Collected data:
______________________________

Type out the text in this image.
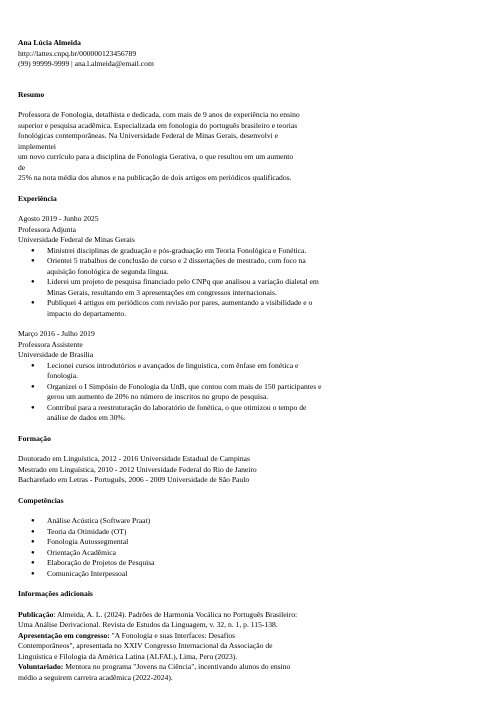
Ana Lúcia Almeida
http://lattes.cnpq.br/000000123456789
(99) 99999-9999 | ana.l.almeida@email.com
Resumo
Professora de Fonologia, detalhista e dedicada, com mais de 9 anos de experiência no ensino
superior e pesquisa acadêmica. Especializada em fonologia do português brasileiro e teorias
fonológicas contemporâneas. Na Universidade Federal de Minas Gerais, desenvolvi e implementei
um novo currículo para a disciplina de Fonologia Gerativa, o que resultou em um aumento de
25% na nota média dos alunos e na publicação de dois artigos em periódicos qualificados.
Experiência
Agosto 2019 - Junho 2025
Professora Adjunta
Universidade Federal de Minas Gerais
● Ministrei disciplinas de graduação e pós-graduação em Teoria Fonológica e Fonética.
● Orientei 5 trabalhos de conclusão de curso e 2 dissertações de mestrado, com foco na
aquisição fonológica de segunda língua.
● Liderei um projeto de pesquisa financiado pelo CNPq que analisou a variação dialetal em
Minas Gerais, resultando em 3 apresentações em congressos internacionais.
● Publiquei 4 artigos em periódicos com revisão por pares, aumentando a visibilidade e o
impacto do departamento.
Março 2016 - Julho 2019
Professora Assistente
Universidade de Brasília
● Lecionei cursos introdutórios e avançados de linguística, com ênfase em fonética e
fonologia.
● Organizei o I Simpósio de Fonologia da UnB, que contou com mais de 150 participantes e
gerou um aumento de 20% no número de inscritos no grupo de pesquisa.
● Contribuí para a reestruturação do laboratório de fonética, o que otimizou o tempo de
análise de dados em 30%.
Formação
Doutorado em Linguística, 2012 - 2016 Universidade Estadual de Campinas
Mestrado em Linguística, 2010 - 2012 Universidade Federal do Rio de Janeiro
Bacharelado em Letras - Português, 2006 - 2009 Universidade de São Paulo
Competências
● Análise Acústica (Software Praat)
● Teoria da Otimidade (OT)
● Fonologia Autossegmental
● Orientação Acadêmica
● Elaboração de Projetos de Pesquisa
● Comunicação Interpessoal
Informações adicionais
Publicação: Almeida, A. L. (2024). Padrões de Harmonia Vocálica no Português Brasileiro:
Uma Análise Derivacional. Revista de Estudos da Linguagem, v. 32, n. 1, p. 115-138.
Apresentação em congresso: "A Fonologia e suas Interfaces: Desafios
Contemporâneos", apresentada no XXIV Congresso Internacional da Associação de
Linguística e Filologia da América Latina (ALFAL), Lima, Peru (2023).
Voluntariado: Mentora no programa "Jovens na Ciência", incentivando alunos do ensino
médio a seguirem carreira acadêmica (2022-2024).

______________________________

Write out all the records again, exactly, minus any pictures.

- Solution for this task:
Type out the text in this image.
Ana Lúcia Almeida
http://lattes.cnpq.br/000000123456789
(99) 99999-9999 | ana.l.almeida@email.com
Resumo
Professora de Fonologia, detalhista e dedicada, com mais de 9 anos de experiência no ensino
superior e pesquisa acadêmica. Especializada em fonologia do português brasileiro e teorias
fonológicas contemporâneas. Na Universidade Federal de Minas Gerais, desenvolvi e implementei
um novo currículo para a disciplina de Fonologia Gerativa, o que resultou em um aumento de
25% na nota média dos alunos e na publicação de dois artigos em periódicos qualificados.
Experiência
Agosto 2019 - Junho 2025
Professora Adjunta
Universidade Federal de Minas Gerais
● Ministrei disciplinas de graduação e pós-graduação em Teoria Fonológica e Fonética.
● Orientei 5 trabalhos de conclusão de curso e 2 dissertações de mestrado, com foco na
aquisição fonológica de segunda língua.
● Liderei um projeto de pesquisa financiado pelo CNPq que analisou a variação dialetal em
Minas Gerais, resultando em 3 apresentações em congressos internacionais.
● Publiquei 4 artigos em periódicos com revisão por pares, aumentando a visibilidade e o
impacto do departamento.
Março 2016 - Julho 2019
Professora Assistente
Universidade de Brasília
● Lecionei cursos introdutórios e avançados de linguística, com ênfase em fonética e
fonologia.
● Organizei o I Simpósio de Fonologia da UnB, que contou com mais de 150 participantes e
gerou um aumento de 20% no número de inscritos no grupo de pesquisa.
● Contribuí para a reestruturação do laboratório de fonética, o que otimizou o tempo de
análise de dados em 30%.
Formação
Doutorado em Linguística, 2012 - 2016 Universidade Estadual de Campinas
Mestrado em Linguística, 2010 - 2012 Universidade Federal do Rio de Janeiro
Bacharelado em Letras - Português, 2006 - 2009 Universidade de São Paulo
Competências
● Análise Acústica (Software Praat)
● Teoria da Otimidade (OT)
● Fonologia Autossegmental
● Orientação Acadêmica
● Elaboração de Projetos de Pesquisa
● Comunicação Interpessoal
Informações adicionais
Publicação: Almeida, A. L. (2024). Padrões de Harmonia Vocálica no Português Brasileiro:
Uma Análise Derivacional. Revista de Estudos da Linguagem, v. 32, n. 1, p. 115-138.
Apresentação em congresso: "A Fonologia e suas Interfaces: Desafios
Contemporâneos", apresentada no XXIV Congresso Internacional da Associação de
Linguística e Filologia da América Latina (ALFAL), Lima, Peru (2023).
Voluntariado: Mentora no programa "Jovens na Ciência", incentivando alunos do ensino
médio a seguirem carreira acadêmica (2022-2024).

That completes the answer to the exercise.